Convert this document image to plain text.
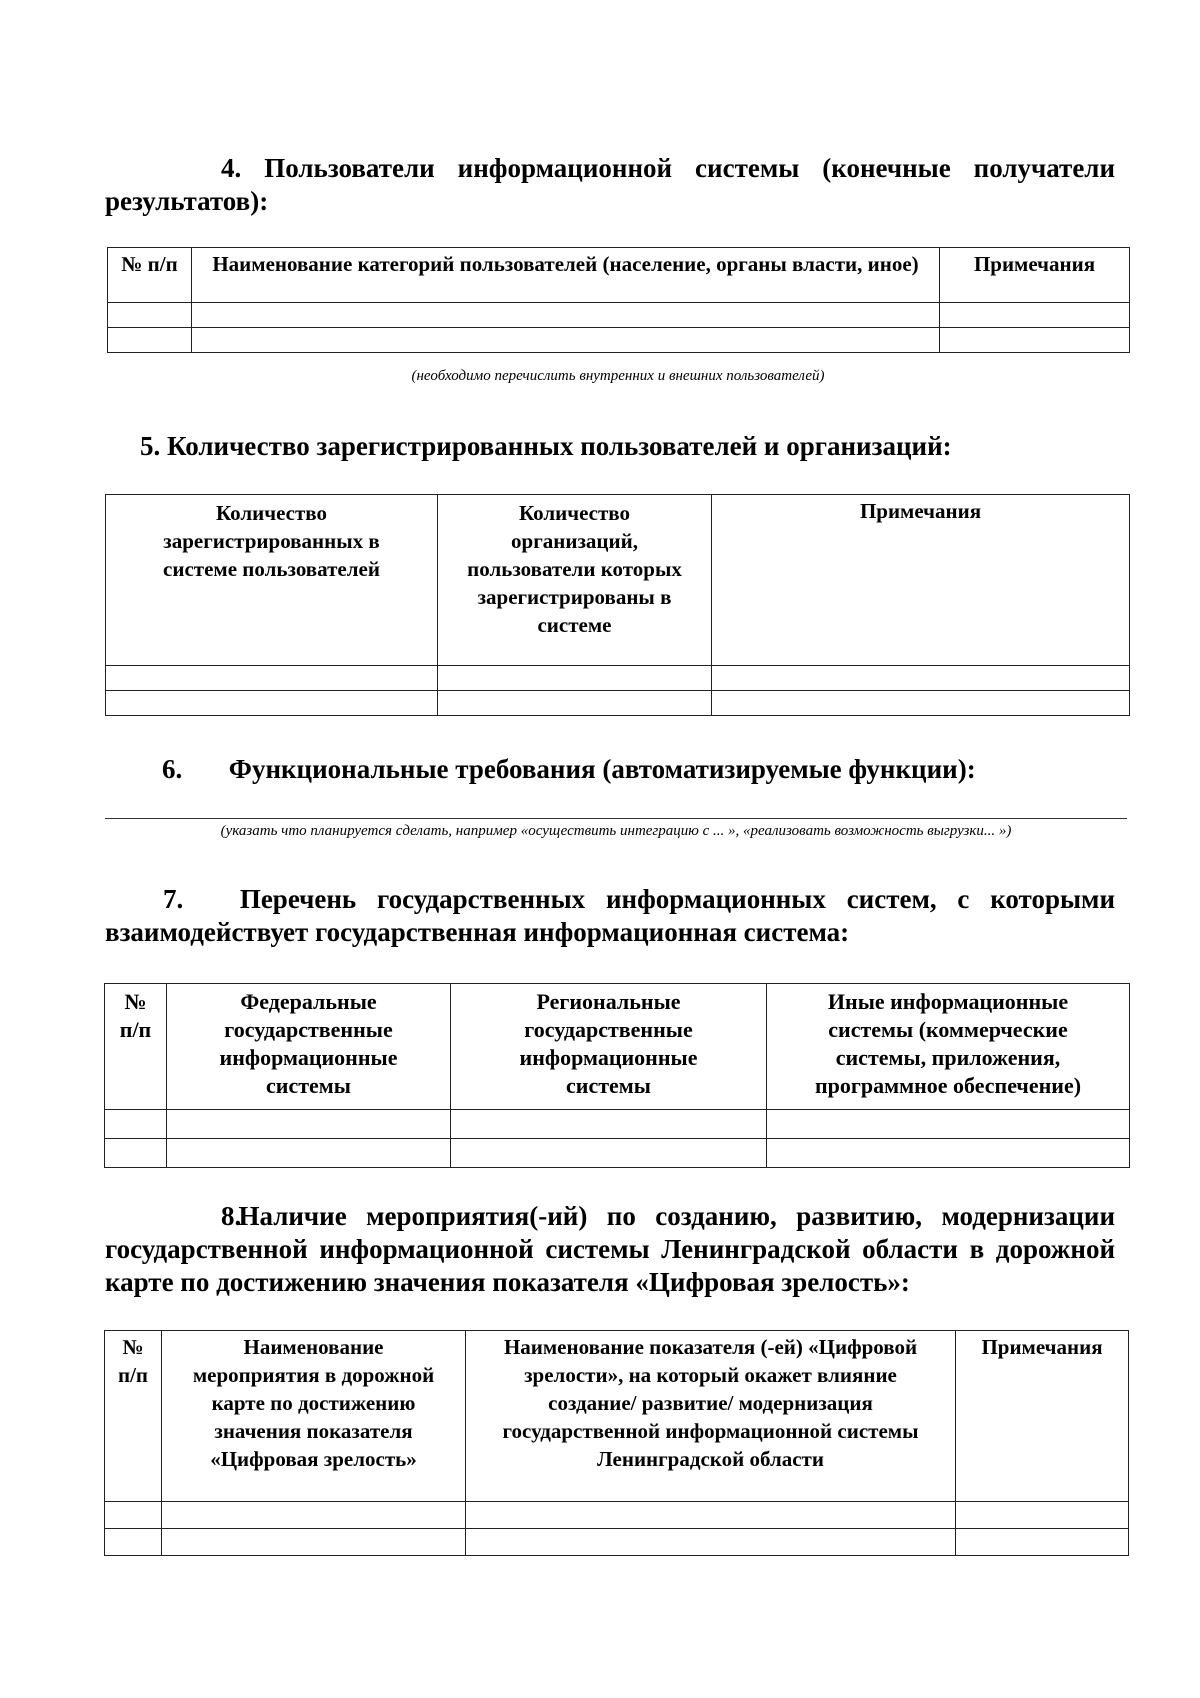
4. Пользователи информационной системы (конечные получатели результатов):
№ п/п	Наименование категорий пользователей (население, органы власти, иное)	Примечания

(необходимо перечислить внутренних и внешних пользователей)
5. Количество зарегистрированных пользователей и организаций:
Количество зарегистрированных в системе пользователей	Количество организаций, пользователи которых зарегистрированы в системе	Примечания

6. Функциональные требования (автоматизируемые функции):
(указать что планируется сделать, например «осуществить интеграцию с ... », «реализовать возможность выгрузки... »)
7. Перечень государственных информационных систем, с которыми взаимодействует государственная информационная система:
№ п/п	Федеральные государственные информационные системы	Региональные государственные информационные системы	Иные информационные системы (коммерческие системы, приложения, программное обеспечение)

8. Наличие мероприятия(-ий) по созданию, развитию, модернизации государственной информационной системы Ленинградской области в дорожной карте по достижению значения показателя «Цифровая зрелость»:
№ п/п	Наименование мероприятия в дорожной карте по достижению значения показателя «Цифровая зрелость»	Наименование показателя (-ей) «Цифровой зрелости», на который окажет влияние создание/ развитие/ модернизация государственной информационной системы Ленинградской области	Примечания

====

● Exercise objective: Pictures don't belong in the copy. Transcribe every record exactly as it appears.

● Output:
Convert this document image to plain text.
4. Пользователи информационной системы (конечные получатели результатов):
№ п/п	Наименование категорий пользователей (население, органы власти, иное)	Примечания

(необходимо перечислить внутренних и внешних пользователей)
5. Количество зарегистрированных пользователей и организаций:
Количество зарегистрированных в системе пользователей	Количество организаций, пользователи которых зарегистрированы в системе	Примечания

6. Функциональные требования (автоматизируемые функции):
(указать что планируется сделать, например «осуществить интеграцию с ... », «реализовать возможность выгрузки... »)
7. Перечень государственных информационных систем, с которыми взаимодействует государственная информационная система:
№ п/п	Федеральные государственные информационные системы	Региональные государственные информационные системы	Иные информационные системы (коммерческие системы, приложения, программное обеспечение)

8. Наличие мероприятия(-ий) по созданию, развитию, модернизации государственной информационной системы Ленинградской области в дорожной карте по достижению значения показателя «Цифровая зрелость»:
№ п/п	Наименование мероприятия в дорожной карте по достижению значения показателя «Цифровая зрелость»	Наименование показателя (-ей) «Цифровой зрелости», на который окажет влияние создание/ развитие/ модернизация государственной информационной системы Ленинградской области	Примечания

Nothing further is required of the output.